---------- TASK INPUTS

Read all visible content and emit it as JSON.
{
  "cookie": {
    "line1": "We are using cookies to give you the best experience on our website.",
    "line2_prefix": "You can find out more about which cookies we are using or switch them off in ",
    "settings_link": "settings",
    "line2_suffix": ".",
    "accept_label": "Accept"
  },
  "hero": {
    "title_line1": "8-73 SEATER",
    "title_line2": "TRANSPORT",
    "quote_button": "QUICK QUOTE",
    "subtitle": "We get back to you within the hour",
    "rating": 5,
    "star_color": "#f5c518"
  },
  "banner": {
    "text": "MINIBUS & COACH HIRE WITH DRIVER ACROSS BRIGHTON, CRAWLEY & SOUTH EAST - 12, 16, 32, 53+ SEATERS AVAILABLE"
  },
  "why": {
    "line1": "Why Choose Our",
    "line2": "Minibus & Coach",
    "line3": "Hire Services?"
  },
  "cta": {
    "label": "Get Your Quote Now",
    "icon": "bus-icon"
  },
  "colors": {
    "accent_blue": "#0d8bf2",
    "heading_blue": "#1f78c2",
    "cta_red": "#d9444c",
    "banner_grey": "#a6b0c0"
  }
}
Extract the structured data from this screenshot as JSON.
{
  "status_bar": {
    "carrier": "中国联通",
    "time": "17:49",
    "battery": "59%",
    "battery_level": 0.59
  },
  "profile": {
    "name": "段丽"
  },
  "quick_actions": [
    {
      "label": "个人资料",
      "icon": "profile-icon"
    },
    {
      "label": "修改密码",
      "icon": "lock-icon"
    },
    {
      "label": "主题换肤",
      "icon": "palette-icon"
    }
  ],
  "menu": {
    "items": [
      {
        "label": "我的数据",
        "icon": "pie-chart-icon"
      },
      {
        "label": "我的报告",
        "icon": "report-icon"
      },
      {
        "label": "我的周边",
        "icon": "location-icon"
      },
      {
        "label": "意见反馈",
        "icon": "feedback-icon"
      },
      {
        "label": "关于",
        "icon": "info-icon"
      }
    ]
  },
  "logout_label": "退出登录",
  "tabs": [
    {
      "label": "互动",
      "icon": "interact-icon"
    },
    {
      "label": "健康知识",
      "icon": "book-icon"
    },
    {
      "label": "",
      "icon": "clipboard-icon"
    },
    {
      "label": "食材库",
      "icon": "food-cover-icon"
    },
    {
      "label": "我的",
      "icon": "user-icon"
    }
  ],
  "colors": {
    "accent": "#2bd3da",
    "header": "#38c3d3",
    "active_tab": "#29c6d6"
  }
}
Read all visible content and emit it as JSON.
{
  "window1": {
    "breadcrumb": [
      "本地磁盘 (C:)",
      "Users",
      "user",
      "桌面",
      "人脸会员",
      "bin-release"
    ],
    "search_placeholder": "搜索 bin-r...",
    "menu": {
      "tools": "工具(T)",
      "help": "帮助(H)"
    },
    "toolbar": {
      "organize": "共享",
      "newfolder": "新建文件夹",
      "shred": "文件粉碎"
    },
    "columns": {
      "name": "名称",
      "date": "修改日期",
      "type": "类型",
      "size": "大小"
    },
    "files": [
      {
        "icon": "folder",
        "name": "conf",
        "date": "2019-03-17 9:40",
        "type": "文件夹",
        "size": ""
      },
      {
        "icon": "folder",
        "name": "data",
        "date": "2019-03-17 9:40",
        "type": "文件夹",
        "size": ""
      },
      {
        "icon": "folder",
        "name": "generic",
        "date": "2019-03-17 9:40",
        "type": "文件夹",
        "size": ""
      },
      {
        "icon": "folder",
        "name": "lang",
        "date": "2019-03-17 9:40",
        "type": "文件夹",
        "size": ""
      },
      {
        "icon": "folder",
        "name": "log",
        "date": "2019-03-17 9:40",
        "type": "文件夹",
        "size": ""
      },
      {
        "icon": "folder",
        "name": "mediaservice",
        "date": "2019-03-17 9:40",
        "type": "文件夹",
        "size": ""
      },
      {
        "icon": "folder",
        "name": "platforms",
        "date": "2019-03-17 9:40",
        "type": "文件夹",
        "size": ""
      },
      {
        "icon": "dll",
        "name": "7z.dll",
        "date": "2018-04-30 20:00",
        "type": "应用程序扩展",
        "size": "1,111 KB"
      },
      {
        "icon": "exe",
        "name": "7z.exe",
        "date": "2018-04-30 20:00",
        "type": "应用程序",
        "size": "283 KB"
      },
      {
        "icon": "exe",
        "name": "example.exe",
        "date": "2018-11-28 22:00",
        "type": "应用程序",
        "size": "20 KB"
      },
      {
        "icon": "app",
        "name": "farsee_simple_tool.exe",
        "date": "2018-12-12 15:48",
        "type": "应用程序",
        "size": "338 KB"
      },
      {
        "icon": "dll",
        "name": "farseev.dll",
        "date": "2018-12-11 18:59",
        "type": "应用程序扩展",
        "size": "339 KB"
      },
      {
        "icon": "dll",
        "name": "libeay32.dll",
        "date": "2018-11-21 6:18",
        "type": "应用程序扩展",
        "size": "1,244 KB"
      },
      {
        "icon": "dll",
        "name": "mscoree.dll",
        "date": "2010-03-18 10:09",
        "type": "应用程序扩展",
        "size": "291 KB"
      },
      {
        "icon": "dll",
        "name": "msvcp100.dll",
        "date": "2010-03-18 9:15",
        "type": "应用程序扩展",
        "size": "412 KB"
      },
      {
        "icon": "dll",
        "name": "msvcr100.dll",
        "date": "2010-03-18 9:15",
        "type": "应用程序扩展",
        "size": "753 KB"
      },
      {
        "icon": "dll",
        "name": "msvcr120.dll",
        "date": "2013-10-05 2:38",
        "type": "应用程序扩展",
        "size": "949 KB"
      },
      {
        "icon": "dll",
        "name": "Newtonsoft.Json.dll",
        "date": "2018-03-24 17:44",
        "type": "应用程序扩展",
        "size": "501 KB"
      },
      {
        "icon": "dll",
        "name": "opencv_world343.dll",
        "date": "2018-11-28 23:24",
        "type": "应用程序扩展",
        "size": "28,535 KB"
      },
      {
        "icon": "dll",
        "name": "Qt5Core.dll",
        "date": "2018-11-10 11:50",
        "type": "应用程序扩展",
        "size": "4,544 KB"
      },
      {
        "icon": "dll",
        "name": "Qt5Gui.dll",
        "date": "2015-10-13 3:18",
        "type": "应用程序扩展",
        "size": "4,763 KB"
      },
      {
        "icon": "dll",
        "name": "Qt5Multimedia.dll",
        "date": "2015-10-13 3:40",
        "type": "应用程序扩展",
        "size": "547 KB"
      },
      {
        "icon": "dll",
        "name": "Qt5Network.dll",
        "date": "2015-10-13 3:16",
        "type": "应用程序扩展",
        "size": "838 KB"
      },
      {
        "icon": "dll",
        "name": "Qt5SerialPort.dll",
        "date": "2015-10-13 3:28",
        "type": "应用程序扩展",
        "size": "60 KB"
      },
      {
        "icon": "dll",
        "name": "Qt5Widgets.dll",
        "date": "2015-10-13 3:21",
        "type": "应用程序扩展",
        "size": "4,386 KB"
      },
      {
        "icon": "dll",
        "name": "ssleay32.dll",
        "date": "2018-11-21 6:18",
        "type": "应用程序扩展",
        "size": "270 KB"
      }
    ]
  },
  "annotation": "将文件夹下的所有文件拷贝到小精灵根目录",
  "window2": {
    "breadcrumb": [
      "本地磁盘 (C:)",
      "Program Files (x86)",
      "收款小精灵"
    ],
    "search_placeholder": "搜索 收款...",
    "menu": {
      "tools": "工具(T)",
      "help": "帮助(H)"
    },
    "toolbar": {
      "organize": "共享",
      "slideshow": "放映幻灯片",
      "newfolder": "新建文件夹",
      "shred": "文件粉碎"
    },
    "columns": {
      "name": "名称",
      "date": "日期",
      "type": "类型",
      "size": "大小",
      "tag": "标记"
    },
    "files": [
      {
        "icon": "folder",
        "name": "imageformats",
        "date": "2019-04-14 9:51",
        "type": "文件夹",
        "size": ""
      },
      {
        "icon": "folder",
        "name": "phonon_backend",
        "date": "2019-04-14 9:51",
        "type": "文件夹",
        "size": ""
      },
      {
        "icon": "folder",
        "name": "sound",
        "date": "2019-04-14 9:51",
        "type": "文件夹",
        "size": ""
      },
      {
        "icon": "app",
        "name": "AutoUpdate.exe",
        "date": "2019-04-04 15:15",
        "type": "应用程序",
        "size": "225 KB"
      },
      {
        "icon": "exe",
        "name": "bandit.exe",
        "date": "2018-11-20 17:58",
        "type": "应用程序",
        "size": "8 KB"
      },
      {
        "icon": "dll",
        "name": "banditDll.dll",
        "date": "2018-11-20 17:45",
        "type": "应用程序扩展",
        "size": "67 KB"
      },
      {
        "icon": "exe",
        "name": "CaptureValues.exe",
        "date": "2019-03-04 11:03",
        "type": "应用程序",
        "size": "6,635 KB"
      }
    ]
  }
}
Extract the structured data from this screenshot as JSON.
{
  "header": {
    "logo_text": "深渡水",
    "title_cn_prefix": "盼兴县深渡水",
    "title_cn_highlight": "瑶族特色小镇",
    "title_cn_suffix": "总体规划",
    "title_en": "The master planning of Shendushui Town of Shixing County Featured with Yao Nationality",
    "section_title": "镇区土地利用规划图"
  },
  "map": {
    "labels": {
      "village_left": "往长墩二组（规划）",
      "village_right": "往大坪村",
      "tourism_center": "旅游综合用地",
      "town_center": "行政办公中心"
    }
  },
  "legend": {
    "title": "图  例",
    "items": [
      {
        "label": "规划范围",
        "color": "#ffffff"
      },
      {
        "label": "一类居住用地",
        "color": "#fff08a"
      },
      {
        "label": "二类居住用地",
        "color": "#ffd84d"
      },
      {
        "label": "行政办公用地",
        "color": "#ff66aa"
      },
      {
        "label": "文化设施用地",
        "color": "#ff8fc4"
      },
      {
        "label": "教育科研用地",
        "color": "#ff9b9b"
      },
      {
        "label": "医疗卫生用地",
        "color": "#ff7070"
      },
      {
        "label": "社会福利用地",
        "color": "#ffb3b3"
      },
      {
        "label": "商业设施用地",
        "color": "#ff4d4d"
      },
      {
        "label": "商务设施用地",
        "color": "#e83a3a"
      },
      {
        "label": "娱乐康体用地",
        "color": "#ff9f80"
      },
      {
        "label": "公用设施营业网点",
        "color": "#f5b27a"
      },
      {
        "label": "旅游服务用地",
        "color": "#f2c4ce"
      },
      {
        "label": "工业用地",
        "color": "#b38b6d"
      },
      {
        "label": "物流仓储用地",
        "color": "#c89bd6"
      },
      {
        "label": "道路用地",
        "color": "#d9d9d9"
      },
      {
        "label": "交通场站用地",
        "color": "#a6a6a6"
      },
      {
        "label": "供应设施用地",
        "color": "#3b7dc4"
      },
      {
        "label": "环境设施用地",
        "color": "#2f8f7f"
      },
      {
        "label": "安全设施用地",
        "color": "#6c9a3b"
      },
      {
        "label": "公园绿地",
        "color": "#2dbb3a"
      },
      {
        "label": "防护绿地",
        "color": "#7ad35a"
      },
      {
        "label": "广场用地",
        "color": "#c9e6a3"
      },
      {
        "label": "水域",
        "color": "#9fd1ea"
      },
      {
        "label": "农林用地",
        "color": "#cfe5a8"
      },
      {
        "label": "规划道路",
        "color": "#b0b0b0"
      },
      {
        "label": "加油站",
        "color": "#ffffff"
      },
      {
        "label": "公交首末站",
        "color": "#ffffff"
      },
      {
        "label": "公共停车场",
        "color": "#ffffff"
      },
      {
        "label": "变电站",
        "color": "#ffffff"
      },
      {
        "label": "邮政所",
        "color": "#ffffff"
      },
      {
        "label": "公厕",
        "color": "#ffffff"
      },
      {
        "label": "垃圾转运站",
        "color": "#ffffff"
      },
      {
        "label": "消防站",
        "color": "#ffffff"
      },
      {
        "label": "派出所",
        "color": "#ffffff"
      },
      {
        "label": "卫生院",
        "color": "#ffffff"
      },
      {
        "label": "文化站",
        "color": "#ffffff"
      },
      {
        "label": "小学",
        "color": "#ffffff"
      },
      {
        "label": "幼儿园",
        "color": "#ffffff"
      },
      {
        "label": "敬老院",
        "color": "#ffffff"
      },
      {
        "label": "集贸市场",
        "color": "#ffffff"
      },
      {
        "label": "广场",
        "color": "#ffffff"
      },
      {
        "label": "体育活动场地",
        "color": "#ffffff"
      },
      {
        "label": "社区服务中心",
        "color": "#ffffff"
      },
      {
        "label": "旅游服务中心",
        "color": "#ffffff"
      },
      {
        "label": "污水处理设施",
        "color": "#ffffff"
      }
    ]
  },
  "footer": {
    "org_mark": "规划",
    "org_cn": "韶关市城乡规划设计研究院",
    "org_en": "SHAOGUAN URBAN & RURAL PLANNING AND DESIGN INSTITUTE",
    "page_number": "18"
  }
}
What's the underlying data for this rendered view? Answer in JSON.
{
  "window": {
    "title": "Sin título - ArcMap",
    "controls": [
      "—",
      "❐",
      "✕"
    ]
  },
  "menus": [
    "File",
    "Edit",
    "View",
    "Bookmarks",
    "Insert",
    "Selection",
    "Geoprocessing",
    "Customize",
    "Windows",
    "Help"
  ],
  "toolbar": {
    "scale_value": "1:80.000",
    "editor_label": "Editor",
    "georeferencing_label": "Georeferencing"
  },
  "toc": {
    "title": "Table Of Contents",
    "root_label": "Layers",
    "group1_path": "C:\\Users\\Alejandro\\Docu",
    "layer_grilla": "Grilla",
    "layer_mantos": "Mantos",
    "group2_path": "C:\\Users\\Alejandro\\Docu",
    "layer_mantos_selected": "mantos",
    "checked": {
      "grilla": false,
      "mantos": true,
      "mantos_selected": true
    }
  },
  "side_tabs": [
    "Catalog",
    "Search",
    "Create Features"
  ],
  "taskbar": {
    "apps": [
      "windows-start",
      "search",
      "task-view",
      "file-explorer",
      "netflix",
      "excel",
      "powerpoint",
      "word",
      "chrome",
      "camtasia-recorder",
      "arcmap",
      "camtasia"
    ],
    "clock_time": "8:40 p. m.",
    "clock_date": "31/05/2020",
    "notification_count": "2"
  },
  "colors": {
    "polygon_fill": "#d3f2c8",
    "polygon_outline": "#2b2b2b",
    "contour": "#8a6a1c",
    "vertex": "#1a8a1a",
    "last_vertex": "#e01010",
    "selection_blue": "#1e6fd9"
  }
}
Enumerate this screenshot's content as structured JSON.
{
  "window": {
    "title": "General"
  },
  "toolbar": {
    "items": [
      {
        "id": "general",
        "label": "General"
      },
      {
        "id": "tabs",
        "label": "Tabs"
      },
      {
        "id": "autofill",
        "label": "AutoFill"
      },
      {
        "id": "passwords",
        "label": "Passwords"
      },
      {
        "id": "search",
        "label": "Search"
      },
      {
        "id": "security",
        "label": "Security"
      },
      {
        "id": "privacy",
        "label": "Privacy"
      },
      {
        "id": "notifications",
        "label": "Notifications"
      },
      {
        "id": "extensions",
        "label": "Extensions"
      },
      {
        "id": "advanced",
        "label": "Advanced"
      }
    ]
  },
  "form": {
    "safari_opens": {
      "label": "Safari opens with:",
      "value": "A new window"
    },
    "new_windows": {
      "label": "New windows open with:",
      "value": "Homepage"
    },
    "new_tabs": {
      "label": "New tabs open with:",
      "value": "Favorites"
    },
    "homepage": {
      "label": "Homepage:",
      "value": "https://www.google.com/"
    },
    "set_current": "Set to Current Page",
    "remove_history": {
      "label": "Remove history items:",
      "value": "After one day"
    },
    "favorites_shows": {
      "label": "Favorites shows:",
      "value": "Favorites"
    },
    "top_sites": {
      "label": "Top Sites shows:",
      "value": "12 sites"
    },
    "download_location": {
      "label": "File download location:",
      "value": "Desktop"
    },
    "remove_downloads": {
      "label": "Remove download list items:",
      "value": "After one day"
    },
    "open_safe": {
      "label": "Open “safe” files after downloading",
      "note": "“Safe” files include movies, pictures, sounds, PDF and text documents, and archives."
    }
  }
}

--------------------

WRITTEN EXERCISE: Determine the number of lines in these entries that contain the word "data", and write only that number.

FINISHED ANSWER: 4